Gather up all lines that carry the word "teaching".

— start DATA SUPPLIED —

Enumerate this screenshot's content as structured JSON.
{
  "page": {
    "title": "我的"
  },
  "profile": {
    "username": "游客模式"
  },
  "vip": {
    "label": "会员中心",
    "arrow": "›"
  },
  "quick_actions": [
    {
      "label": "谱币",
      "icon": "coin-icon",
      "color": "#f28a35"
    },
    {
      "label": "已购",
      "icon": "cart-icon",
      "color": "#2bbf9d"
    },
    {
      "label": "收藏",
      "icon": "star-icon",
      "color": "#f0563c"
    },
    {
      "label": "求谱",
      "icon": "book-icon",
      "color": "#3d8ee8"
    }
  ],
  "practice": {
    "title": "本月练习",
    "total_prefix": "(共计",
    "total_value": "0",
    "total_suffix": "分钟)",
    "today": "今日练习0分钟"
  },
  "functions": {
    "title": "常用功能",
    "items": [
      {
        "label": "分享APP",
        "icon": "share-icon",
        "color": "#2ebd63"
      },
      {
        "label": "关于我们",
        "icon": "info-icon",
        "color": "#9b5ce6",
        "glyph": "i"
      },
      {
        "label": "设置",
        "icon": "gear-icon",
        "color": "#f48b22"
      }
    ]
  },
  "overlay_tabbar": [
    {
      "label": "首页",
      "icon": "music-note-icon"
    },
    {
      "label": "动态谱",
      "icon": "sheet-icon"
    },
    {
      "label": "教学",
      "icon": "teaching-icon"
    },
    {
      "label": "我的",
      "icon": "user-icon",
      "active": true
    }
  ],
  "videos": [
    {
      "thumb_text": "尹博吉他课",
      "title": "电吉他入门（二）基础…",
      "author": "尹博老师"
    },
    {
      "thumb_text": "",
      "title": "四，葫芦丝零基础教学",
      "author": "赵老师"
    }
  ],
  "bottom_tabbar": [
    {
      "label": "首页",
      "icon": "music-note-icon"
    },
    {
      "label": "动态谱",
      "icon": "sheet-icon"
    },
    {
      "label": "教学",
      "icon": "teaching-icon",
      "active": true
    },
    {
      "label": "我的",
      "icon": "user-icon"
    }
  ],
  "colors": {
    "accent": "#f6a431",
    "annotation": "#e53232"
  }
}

— end DATA SUPPLIED —

### ANSWER TO THIS EXERCISE
      "icon": "teaching-icon"
      "icon": "teaching-icon",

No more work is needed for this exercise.